= WHAT TO DO =
Set down the full listing exactly, character for character.

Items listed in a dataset
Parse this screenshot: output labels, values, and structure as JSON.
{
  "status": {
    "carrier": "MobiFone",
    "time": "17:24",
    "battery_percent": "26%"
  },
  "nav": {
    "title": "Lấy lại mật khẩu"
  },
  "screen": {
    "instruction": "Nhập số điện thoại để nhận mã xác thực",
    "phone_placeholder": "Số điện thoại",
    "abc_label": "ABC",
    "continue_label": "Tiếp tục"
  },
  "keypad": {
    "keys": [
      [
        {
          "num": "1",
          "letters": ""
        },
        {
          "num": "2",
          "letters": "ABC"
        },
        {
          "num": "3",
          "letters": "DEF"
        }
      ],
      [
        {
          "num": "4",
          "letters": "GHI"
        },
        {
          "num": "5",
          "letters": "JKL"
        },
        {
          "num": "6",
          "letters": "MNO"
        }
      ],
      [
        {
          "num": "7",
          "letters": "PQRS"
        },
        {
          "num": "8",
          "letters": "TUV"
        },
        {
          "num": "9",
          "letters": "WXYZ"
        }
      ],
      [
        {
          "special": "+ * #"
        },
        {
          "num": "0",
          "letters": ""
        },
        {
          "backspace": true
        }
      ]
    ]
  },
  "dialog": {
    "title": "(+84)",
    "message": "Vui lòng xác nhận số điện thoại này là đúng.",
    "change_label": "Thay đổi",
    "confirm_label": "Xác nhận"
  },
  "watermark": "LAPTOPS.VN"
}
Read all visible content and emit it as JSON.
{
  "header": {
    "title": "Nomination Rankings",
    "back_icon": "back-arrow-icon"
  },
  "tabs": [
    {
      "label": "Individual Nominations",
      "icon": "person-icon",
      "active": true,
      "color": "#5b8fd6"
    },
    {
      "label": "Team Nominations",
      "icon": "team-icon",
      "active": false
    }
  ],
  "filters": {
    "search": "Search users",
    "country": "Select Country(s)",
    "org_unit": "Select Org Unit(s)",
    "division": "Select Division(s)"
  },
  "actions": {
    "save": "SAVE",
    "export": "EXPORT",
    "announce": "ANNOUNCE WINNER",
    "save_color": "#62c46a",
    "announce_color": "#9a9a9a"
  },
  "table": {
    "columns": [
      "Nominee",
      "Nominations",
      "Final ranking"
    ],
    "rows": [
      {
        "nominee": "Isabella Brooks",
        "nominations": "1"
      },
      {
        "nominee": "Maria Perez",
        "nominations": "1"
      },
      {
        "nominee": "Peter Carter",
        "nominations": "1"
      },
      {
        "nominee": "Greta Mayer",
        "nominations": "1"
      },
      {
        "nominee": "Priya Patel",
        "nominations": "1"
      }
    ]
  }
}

= RESULT =
Parse this screenshot: output labels, values, and structure as JSON.
{
  "status": {
    "carrier": "MobiFone",
    "time": "17:24",
    "battery_percent": "26%"
  },
  "nav": {
    "title": "Lấy lại mật khẩu"
  },
  "screen": {
    "instruction": "Nhập số điện thoại để nhận mã xác thực",
    "phone_placeholder": "Số điện thoại",
    "abc_label": "ABC",
    "continue_label": "Tiếp tục"
  },
  "keypad": {
    "keys": [
      [
        {
          "num": "1",
          "letters": ""
        },
        {
          "num": "2",
          "letters": "ABC"
        },
        {
          "num": "3",
          "letters": "DEF"
        }
      ],
      [
        {
          "num": "4",
          "letters": "GHI"
        },
        {
          "num": "5",
          "letters": "JKL"
        },
        {
          "num": "6",
          "letters": "MNO"
        }
      ],
      [
        {
          "num": "7",
          "letters": "PQRS"
        },
        {
          "num": "8",
          "letters": "TUV"
        },
        {
          "num": "9",
          "letters": "WXYZ"
        }
      ],
      [
        {
          "special": "+ * #"
        },
        {
          "num": "0",
          "letters": ""
        },
        {
          "backspace": true
        }
      ]
    ]
  },
  "dialog": {
    "title": "(+84)",
    "message": "Vui lòng xác nhận số điện thoại này là đúng.",
    "change_label": "Thay đổi",
    "confirm_label": "Xác nhận"
  },
  "watermark": "LAPTOPS.VN"
}
Read all visible content and emit it as JSON.
{
  "header": {
    "title": "Nomination Rankings",
    "back_icon": "back-arrow-icon"
  },
  "tabs": [
    {
      "label": "Individual Nominations",
      "icon": "person-icon",
      "active": true,
      "color": "#5b8fd6"
    },
    {
      "label": "Team Nominations",
      "icon": "team-icon",
      "active": false
    }
  ],
  "filters": {
    "search": "Search users",
    "country": "Select Country(s)",
    "org_unit": "Select Org Unit(s)",
    "division": "Select Division(s)"
  },
  "actions": {
    "save": "SAVE",
    "export": "EXPORT",
    "announce": "ANNOUNCE WINNER",
    "save_color": "#62c46a",
    "announce_color": "#9a9a9a"
  },
  "table": {
    "columns": [
      "Nominee",
      "Nominations",
      "Final ranking"
    ],
    "rows": [
      {
        "nominee": "Isabella Brooks",
        "nominations": "1"
      },
      {
        "nominee": "Maria Perez",
        "nominations": "1"
      },
      {
        "nominee": "Peter Carter",
        "nominations": "1"
      },
      {
        "nominee": "Greta Mayer",
        "nominations": "1"
      },
      {
        "nominee": "Priya Patel",
        "nominations": "1"
      }
    ]
  }
}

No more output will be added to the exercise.